Given request = Quote the listing in full, exactly as given, minus any pictures.

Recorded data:
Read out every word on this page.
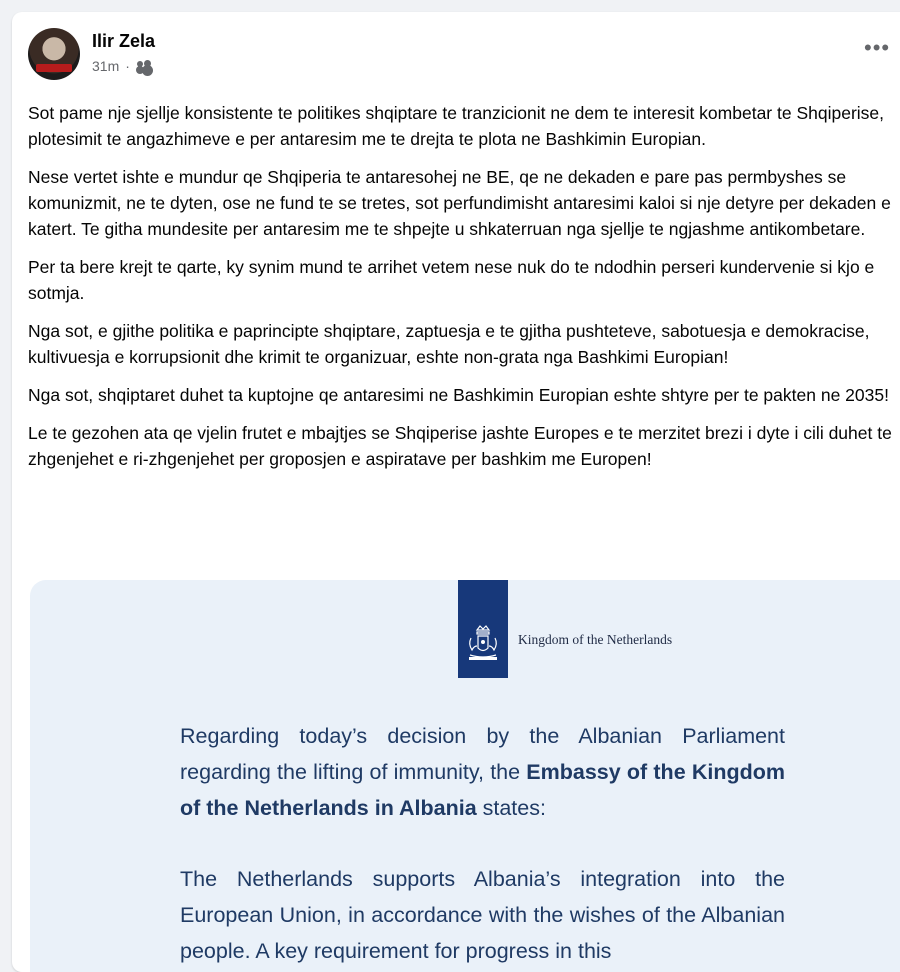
Ilir Zela
31m ·
•••

Sot pame nje sjellje konsistente te politikes shqiptare te tranzicionit ne dem te interesit kombetar te Shqiperise, plotesimit te angazhimeve e per antaresim me te drejta te plota ne Bashkimin Europian.

Nese vertet ishte e mundur qe Shqiperia te antaresohej ne BE, qe ne dekaden e pare pas permbyshes se komunizmit, ne te dyten, ose ne fund te se tretes, sot perfundimisht antaresimi kaloi si nje detyre per dekaden e katert. Te githa mundesite per antaresim me te shpejte u shkaterruan nga sjellje te ngjashme antikombetare.

Per ta bere krejt te qarte, ky synim mund te arrihet vetem nese nuk do te ndodhin perseri kundervenie si kjo e sotmja.

Nga sot, e gjithe politika e paprincipte shqiptare, zaptuesja e te gjitha pushteteve, sabotuesja e demokracise, kultivuesja e korrupsionit dhe krimit te organizuar, eshte non-grata nga Bashkimi Europian!

Nga sot, shqiptaret duhet ta kuptojne qe antaresimi ne Bashkimin Europian eshte shtyre per te pakten ne 2035!

Le te gezohen ata qe vjelin frutet e mbajtjes se Shqiperise jashte Europes e te merzitet brezi i dyte i cili duhet te zhgenjehet e ri-zhgenjehet per groposjen e aspiratave per bashkim me Europen!

Kingdom of the Netherlands

Regarding today’s decision by the Albanian Parliament regarding the lifting of immunity, the Embassy of the Kingdom of the Netherlands in Albania states:

The Netherlands supports Albania’s integration into the European Union, in accordance with the wishes of the Albanian people. A key requirement for progress in this
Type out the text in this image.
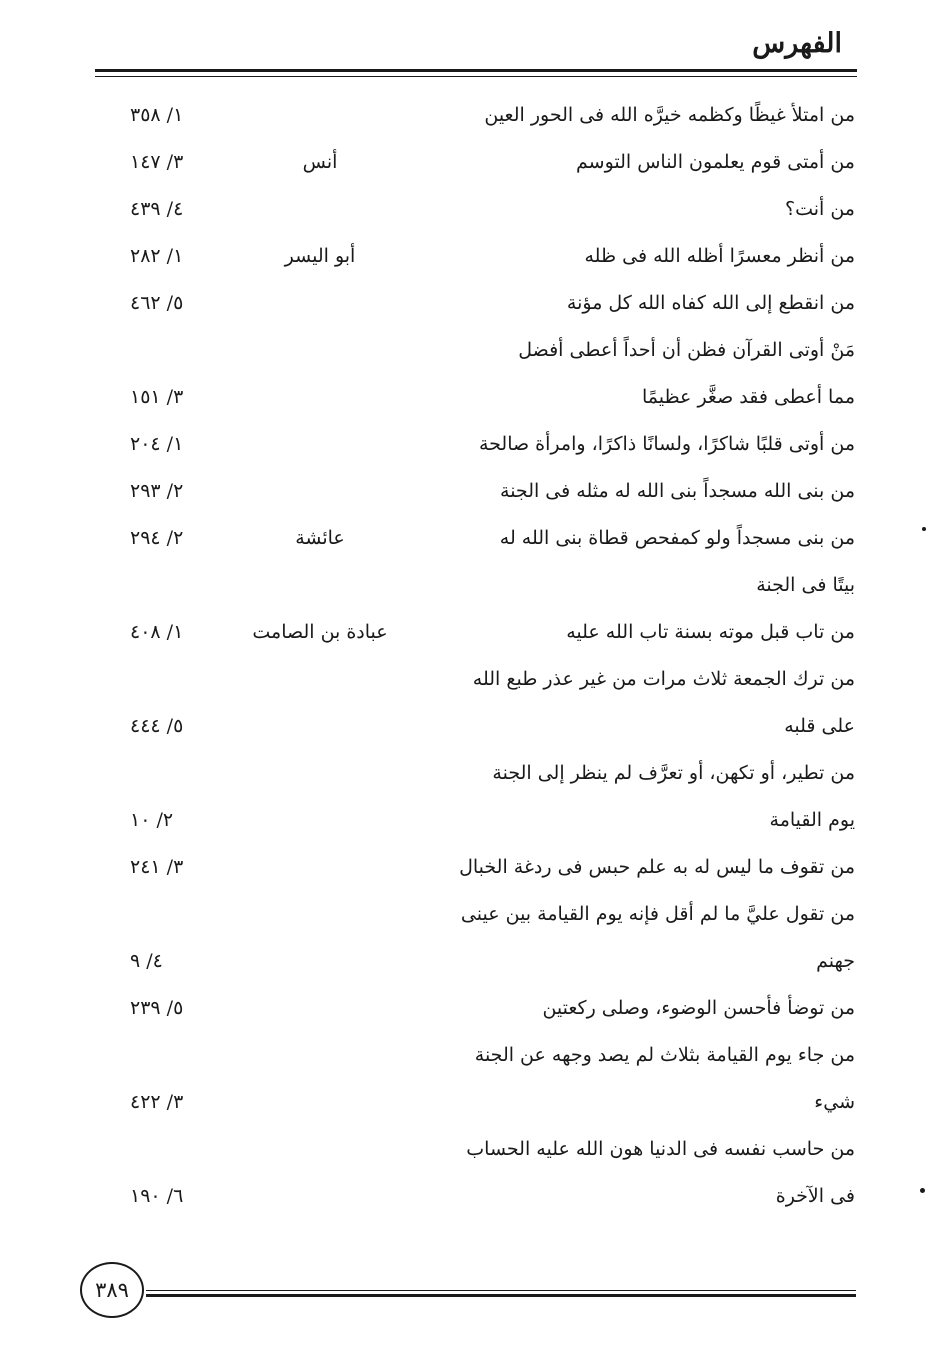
الفهرس
من امتلأ غيظًا وكظمه خيرَّه الله فى الحور العين
١/ ٣٥٨
من أمتى قوم يعلمون الناس التوسم
أنس
٣/ ١٤٧
من أنت؟
٤/ ٤٣٩
من أنظر معسرًا أظله الله فى ظله
أبو اليسر
١/ ٢٨٢
من انقطع إلى الله كفاه الله كل مؤنة
٥/ ٤٦٢
مَنْ أوتى القرآن فظن أن أحداً أعطى أفضل
مما أعطى فقد صغَّر عظيمًا
٣/ ١٥١
من أوتى قلبًا شاكرًا، ولسانًا ذاكرًا، وامرأة صالحة
١/ ٢٠٤
من بنى الله مسجداً بنى الله له مثله فى الجنة
٢/ ٢٩٣
من بنى مسجداً ولو كمفحص قطاة بنى الله له
عائشة
٢/ ٢٩٤
بيتًا فى الجنة
من تاب قبل موته بسنة تاب الله عليه
عبادة بن الصامت
١/ ٤٠٨
من ترك الجمعة ثلاث مرات من غير عذر طبع الله
على قلبه
٥/ ٤٤٤
من تطير، أو تكهن، أو تعرَّف لم ينظر إلى الجنة
يوم القيامة
٢/ ١٠
من تقوف ما ليس له به علم حبس فى ردغة الخبال
٣/ ٢٤١
من تقول عليَّ ما لم أقل فإنه يوم القيامة بين عينى
جهنم
٤/ ٩
من توضأ فأحسن الوضوء، وصلى ركعتين
٥/ ٢٣٩
من جاء يوم القيامة بثلاث لم يصد وجهه عن الجنة
شيء
٣/ ٤٢٢
من حاسب نفسه فى الدنيا هون الله عليه الحساب
فى الآخرة
٦/ ١٩٠
٣٨٩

Task result =
Read out every word on this page.
Ilir Zela
31m ·
•••

Sot pame nje sjellje konsistente te politikes shqiptare te tranzicionit ne dem te interesit kombetar te Shqiperise, plotesimit te angazhimeve e per antaresim me te drejta te plota ne Bashkimin Europian.

Nese vertet ishte e mundur qe Shqiperia te antaresohej ne BE, qe ne dekaden e pare pas permbyshes se komunizmit, ne te dyten, ose ne fund te se tretes, sot perfundimisht antaresimi kaloi si nje detyre per dekaden e katert. Te githa mundesite per antaresim me te shpejte u shkaterruan nga sjellje te ngjashme antikombetare.

Per ta bere krejt te qarte, ky synim mund te arrihet vetem nese nuk do te ndodhin perseri kundervenie si kjo e sotmja.

Nga sot, e gjithe politika e paprincipte shqiptare, zaptuesja e te gjitha pushteteve, sabotuesja e demokracise, kultivuesja e korrupsionit dhe krimit te organizuar, eshte non-grata nga Bashkimi Europian!

Nga sot, shqiptaret duhet ta kuptojne qe antaresimi ne Bashkimin Europian eshte shtyre per te pakten ne 2035!

Le te gezohen ata qe vjelin frutet e mbajtjes se Shqiperise jashte Europes e te merzitet brezi i dyte i cili duhet te zhgenjehet e ri-zhgenjehet per groposjen e aspiratave per bashkim me Europen!

Kingdom of the Netherlands

Regarding today’s decision by the Albanian Parliament regarding the lifting of immunity, the Embassy of the Kingdom of the Netherlands in Albania states:

The Netherlands supports Albania’s integration into the European Union, in accordance with the wishes of the Albanian people. A key requirement for progress in this
Type out the text in this image.
الفهرس
من امتلأ غيظًا وكظمه خيرَّه الله فى الحور العين
١/ ٣٥٨
من أمتى قوم يعلمون الناس التوسم
أنس
٣/ ١٤٧
من أنت؟
٤/ ٤٣٩
من أنظر معسرًا أظله الله فى ظله
أبو اليسر
١/ ٢٨٢
من انقطع إلى الله كفاه الله كل مؤنة
٥/ ٤٦٢
مَنْ أوتى القرآن فظن أن أحداً أعطى أفضل
مما أعطى فقد صغَّر عظيمًا
٣/ ١٥١
من أوتى قلبًا شاكرًا، ولسانًا ذاكرًا، وامرأة صالحة
١/ ٢٠٤
من بنى الله مسجداً بنى الله له مثله فى الجنة
٢/ ٢٩٣
من بنى مسجداً ولو كمفحص قطاة بنى الله له
عائشة
٢/ ٢٩٤
بيتًا فى الجنة
من تاب قبل موته بسنة تاب الله عليه
عبادة بن الصامت
١/ ٤٠٨
من ترك الجمعة ثلاث مرات من غير عذر طبع الله
على قلبه
٥/ ٤٤٤
من تطير، أو تكهن، أو تعرَّف لم ينظر إلى الجنة
يوم القيامة
٢/ ١٠
من تقوف ما ليس له به علم حبس فى ردغة الخبال
٣/ ٢٤١
من تقول عليَّ ما لم أقل فإنه يوم القيامة بين عينى
جهنم
٤/ ٩
من توضأ فأحسن الوضوء، وصلى ركعتين
٥/ ٢٣٩
من جاء يوم القيامة بثلاث لم يصد وجهه عن الجنة
شيء
٣/ ٤٢٢
من حاسب نفسه فى الدنيا هون الله عليه الحساب
فى الآخرة
٦/ ١٩٠
٣٨٩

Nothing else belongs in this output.